WHAT TO WORK ON
Gather the lines from the material that contain "heveya".

Lines of data

■ ■ ■ ■

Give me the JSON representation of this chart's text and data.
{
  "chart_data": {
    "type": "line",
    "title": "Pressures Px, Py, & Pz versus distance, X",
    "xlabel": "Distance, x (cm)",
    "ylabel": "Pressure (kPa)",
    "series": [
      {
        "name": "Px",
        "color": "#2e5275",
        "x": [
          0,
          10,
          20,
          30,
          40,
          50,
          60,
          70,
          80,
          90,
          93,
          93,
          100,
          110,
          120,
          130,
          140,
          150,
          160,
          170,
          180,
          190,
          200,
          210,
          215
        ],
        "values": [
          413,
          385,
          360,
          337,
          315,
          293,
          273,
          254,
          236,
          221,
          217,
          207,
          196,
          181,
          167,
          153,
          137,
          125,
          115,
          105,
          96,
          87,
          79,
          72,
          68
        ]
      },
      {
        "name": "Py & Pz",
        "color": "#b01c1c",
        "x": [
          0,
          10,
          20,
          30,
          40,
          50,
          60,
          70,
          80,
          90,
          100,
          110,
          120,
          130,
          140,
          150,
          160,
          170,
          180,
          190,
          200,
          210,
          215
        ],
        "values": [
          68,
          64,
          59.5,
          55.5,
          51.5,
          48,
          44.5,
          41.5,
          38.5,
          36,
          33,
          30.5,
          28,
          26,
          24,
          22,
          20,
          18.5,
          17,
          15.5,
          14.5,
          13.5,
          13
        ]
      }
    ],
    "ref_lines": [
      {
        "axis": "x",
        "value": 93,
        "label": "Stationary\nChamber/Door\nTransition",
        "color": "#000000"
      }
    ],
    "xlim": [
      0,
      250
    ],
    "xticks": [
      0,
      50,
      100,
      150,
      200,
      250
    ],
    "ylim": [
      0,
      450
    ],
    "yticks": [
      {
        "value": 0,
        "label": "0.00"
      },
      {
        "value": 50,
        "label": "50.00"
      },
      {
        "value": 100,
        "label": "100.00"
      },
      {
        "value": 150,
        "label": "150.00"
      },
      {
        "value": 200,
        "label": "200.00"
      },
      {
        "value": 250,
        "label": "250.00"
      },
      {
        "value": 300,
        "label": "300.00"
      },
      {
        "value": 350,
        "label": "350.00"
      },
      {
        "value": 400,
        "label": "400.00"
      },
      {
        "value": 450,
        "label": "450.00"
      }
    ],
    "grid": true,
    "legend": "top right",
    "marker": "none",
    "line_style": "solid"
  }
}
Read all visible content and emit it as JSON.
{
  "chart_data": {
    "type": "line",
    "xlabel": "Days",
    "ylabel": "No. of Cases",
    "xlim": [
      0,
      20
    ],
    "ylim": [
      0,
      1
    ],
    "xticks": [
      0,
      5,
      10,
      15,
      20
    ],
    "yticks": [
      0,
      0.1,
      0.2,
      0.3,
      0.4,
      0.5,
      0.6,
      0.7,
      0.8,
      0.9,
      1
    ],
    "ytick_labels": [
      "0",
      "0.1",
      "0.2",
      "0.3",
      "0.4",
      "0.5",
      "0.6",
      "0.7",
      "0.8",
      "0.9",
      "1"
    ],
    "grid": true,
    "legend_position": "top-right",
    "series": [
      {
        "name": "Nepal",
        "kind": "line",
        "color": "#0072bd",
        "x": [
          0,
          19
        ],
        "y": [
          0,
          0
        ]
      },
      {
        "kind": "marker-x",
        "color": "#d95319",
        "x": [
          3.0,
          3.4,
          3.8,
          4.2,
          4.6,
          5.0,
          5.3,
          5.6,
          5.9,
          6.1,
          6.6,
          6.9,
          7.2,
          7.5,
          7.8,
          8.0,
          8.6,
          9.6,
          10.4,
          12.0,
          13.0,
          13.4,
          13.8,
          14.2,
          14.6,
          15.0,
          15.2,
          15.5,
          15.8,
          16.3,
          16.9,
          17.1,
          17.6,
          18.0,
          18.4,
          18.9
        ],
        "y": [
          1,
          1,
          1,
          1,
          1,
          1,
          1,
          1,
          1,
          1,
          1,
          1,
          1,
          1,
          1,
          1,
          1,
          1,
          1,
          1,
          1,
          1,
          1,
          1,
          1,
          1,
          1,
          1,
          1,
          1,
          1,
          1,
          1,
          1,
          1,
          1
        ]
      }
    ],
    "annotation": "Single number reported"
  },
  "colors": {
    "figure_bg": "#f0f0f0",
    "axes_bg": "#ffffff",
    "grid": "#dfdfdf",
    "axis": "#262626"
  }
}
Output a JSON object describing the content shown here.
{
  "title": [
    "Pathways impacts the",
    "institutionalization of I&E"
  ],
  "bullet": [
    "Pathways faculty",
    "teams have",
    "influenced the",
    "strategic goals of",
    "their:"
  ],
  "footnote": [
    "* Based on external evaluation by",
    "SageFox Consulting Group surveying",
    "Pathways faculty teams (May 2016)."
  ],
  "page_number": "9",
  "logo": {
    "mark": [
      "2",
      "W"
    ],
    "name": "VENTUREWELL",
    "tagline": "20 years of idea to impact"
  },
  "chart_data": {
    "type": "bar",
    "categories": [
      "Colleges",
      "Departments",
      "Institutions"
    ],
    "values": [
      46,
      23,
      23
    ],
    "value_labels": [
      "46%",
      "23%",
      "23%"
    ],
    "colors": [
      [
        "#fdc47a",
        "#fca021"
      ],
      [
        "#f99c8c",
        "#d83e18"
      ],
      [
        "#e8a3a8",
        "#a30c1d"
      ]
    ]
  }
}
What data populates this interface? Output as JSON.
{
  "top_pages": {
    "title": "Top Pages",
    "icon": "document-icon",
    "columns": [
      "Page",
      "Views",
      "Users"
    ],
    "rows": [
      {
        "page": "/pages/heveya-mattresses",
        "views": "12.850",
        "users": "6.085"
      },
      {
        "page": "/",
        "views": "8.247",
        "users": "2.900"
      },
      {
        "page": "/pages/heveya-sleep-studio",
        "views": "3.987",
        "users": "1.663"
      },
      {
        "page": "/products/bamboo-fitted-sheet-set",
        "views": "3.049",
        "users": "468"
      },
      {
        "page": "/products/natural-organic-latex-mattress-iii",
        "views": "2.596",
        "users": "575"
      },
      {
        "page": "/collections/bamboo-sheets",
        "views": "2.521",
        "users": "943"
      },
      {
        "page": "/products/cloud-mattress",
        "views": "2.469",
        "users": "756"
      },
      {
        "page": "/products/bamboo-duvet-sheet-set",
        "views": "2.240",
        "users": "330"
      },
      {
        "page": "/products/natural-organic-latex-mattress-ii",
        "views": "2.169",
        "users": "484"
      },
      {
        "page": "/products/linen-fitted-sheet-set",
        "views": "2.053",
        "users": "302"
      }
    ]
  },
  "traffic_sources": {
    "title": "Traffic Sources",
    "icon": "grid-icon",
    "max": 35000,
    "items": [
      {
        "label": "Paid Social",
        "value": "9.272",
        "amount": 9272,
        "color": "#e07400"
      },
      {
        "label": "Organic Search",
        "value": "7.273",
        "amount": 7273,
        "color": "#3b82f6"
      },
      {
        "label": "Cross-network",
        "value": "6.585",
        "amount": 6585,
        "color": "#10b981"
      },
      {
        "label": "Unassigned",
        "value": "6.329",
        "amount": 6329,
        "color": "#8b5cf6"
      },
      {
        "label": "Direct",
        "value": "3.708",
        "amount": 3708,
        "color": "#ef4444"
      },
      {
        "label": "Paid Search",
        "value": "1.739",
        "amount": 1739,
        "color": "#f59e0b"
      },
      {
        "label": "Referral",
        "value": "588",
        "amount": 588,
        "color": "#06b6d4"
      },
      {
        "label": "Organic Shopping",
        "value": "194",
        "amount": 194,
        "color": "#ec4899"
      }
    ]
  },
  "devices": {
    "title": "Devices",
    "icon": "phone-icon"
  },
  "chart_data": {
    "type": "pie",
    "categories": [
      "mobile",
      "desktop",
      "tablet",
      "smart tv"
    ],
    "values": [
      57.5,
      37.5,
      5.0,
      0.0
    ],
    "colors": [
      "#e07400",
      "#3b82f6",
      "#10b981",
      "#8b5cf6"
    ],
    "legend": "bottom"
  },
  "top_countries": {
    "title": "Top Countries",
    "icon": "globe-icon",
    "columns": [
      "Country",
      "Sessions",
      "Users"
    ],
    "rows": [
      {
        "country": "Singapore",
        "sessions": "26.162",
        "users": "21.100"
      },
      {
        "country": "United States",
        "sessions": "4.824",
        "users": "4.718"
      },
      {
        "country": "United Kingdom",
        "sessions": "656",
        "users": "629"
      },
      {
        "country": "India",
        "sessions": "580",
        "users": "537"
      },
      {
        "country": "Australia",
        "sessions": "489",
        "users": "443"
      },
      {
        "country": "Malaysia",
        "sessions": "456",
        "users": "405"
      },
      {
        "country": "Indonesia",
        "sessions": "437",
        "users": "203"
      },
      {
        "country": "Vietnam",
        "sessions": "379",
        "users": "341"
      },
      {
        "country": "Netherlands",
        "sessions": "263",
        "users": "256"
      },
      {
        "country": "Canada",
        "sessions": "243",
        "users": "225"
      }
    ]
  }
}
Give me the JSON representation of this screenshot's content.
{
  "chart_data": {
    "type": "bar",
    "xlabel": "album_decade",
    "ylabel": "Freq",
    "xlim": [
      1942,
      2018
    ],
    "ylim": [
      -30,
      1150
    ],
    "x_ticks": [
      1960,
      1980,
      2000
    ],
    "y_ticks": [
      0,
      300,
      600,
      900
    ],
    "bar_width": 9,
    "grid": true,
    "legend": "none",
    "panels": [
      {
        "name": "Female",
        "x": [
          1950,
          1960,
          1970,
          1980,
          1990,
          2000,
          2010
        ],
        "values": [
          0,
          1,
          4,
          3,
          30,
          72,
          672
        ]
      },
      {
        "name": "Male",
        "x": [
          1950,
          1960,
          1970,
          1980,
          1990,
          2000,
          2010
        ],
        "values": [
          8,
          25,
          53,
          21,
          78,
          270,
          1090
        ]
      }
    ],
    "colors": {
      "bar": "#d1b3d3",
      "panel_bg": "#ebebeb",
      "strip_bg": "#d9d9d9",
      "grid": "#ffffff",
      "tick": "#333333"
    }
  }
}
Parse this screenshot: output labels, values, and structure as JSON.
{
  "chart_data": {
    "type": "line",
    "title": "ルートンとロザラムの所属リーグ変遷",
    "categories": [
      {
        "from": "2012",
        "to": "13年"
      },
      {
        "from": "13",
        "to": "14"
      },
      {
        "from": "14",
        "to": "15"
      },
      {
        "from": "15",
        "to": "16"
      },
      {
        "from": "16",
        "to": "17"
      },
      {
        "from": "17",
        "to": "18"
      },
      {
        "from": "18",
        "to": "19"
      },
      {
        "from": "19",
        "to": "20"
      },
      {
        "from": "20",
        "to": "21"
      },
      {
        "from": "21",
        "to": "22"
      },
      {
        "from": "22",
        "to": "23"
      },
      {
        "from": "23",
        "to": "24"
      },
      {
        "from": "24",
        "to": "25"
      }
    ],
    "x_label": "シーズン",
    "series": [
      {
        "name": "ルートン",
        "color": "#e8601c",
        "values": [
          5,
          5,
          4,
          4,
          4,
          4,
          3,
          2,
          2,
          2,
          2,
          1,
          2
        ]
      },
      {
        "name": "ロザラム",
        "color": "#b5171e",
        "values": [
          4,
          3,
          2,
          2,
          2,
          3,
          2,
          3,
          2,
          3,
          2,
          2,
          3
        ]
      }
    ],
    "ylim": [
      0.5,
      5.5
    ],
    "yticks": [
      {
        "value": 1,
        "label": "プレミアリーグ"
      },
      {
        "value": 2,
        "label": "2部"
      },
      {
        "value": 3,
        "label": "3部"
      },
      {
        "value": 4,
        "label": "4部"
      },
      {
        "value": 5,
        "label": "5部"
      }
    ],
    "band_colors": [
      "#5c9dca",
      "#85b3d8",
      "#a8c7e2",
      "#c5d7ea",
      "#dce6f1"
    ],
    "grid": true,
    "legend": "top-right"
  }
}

■ ■ ■ ■

SOLUTION TO THIS EXERCISE
        "page": "/pages/heveya-mattresses",
        "page": "/pages/heveya-sleep-studio",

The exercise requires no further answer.